* start *
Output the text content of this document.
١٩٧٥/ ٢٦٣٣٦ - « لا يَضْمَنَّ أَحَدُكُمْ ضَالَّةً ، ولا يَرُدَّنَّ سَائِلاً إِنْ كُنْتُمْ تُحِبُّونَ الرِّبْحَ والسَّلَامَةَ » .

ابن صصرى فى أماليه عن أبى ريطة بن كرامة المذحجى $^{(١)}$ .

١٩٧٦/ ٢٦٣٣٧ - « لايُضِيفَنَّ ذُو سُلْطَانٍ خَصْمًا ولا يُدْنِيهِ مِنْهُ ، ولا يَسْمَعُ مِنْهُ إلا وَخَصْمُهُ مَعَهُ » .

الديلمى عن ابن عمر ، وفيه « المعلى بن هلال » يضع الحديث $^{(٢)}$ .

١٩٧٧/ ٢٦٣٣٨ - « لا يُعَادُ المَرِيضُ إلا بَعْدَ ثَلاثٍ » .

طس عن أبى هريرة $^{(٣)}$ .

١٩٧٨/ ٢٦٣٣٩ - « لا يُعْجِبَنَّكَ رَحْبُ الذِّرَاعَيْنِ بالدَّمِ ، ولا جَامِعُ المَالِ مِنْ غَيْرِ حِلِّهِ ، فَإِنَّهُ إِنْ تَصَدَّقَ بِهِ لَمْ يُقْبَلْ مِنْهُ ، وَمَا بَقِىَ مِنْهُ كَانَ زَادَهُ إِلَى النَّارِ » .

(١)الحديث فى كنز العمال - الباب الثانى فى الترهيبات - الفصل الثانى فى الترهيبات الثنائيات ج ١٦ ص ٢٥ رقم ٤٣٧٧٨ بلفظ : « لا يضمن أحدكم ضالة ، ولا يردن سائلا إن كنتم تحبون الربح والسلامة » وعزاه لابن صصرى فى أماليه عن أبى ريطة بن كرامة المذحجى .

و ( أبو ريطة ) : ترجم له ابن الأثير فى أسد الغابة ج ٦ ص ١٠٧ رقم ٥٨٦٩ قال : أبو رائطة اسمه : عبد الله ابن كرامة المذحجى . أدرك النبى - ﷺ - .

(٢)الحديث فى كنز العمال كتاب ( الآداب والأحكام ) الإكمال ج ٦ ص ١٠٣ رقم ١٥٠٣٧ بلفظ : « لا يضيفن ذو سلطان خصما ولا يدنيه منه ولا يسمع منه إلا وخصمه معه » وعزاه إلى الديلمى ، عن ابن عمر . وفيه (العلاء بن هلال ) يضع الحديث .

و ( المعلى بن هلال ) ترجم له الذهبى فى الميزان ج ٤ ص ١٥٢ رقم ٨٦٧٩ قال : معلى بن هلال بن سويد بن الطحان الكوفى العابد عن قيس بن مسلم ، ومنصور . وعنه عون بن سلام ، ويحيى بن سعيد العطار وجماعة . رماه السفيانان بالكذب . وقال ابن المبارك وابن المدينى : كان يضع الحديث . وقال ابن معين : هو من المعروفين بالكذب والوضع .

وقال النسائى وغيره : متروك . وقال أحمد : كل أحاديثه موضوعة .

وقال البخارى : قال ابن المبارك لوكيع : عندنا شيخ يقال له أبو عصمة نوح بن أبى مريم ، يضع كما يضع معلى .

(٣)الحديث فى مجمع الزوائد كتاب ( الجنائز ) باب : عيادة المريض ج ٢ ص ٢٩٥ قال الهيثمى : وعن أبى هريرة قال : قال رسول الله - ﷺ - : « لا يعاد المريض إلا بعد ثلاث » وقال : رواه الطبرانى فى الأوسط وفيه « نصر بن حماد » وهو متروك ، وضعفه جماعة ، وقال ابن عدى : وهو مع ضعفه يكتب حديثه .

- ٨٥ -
* end *
### Task details
Go through the listing above and restate it word for word.

### Exercise answer
Output the text content of this document.
١٩٧٥/ ٢٦٣٣٦ - « لا يَضْمَنَّ أَحَدُكُمْ ضَالَّةً ، ولا يَرُدَّنَّ سَائِلاً إِنْ كُنْتُمْ تُحِبُّونَ الرِّبْحَ والسَّلَامَةَ » .

ابن صصرى فى أماليه عن أبى ريطة بن كرامة المذحجى $^{(١)}$ .

١٩٧٦/ ٢٦٣٣٧ - « لايُضِيفَنَّ ذُو سُلْطَانٍ خَصْمًا ولا يُدْنِيهِ مِنْهُ ، ولا يَسْمَعُ مِنْهُ إلا وَخَصْمُهُ مَعَهُ » .

الديلمى عن ابن عمر ، وفيه « المعلى بن هلال » يضع الحديث $^{(٢)}$ .

١٩٧٧/ ٢٦٣٣٨ - « لا يُعَادُ المَرِيضُ إلا بَعْدَ ثَلاثٍ » .

طس عن أبى هريرة $^{(٣)}$ .

١٩٧٨/ ٢٦٣٣٩ - « لا يُعْجِبَنَّكَ رَحْبُ الذِّرَاعَيْنِ بالدَّمِ ، ولا جَامِعُ المَالِ مِنْ غَيْرِ حِلِّهِ ، فَإِنَّهُ إِنْ تَصَدَّقَ بِهِ لَمْ يُقْبَلْ مِنْهُ ، وَمَا بَقِىَ مِنْهُ كَانَ زَادَهُ إِلَى النَّارِ » .

(١)الحديث فى كنز العمال - الباب الثانى فى الترهيبات - الفصل الثانى فى الترهيبات الثنائيات ج ١٦ ص ٢٥ رقم ٤٣٧٧٨ بلفظ : « لا يضمن أحدكم ضالة ، ولا يردن سائلا إن كنتم تحبون الربح والسلامة » وعزاه لابن صصرى فى أماليه عن أبى ريطة بن كرامة المذحجى .

و ( أبو ريطة ) : ترجم له ابن الأثير فى أسد الغابة ج ٦ ص ١٠٧ رقم ٥٨٦٩ قال : أبو رائطة اسمه : عبد الله ابن كرامة المذحجى . أدرك النبى - ﷺ - .

(٢)الحديث فى كنز العمال كتاب ( الآداب والأحكام ) الإكمال ج ٦ ص ١٠٣ رقم ١٥٠٣٧ بلفظ : « لا يضيفن ذو سلطان خصما ولا يدنيه منه ولا يسمع منه إلا وخصمه معه » وعزاه إلى الديلمى ، عن ابن عمر . وفيه (العلاء بن هلال ) يضع الحديث .

و ( المعلى بن هلال ) ترجم له الذهبى فى الميزان ج ٤ ص ١٥٢ رقم ٨٦٧٩ قال : معلى بن هلال بن سويد بن الطحان الكوفى العابد عن قيس بن مسلم ، ومنصور . وعنه عون بن سلام ، ويحيى بن سعيد العطار وجماعة . رماه السفيانان بالكذب . وقال ابن المبارك وابن المدينى : كان يضع الحديث . وقال ابن معين : هو من المعروفين بالكذب والوضع .

وقال النسائى وغيره : متروك . وقال أحمد : كل أحاديثه موضوعة .

وقال البخارى : قال ابن المبارك لوكيع : عندنا شيخ يقال له أبو عصمة نوح بن أبى مريم ، يضع كما يضع معلى .

(٣)الحديث فى مجمع الزوائد كتاب ( الجنائز ) باب : عيادة المريض ج ٢ ص ٢٩٥ قال الهيثمى : وعن أبى هريرة قال : قال رسول الله - ﷺ - : « لا يعاد المريض إلا بعد ثلاث » وقال : رواه الطبرانى فى الأوسط وفيه « نصر بن حماد » وهو متروك ، وضعفه جماعة ، وقال ابن عدى : وهو مع ضعفه يكتب حديثه .

- ٨٥ -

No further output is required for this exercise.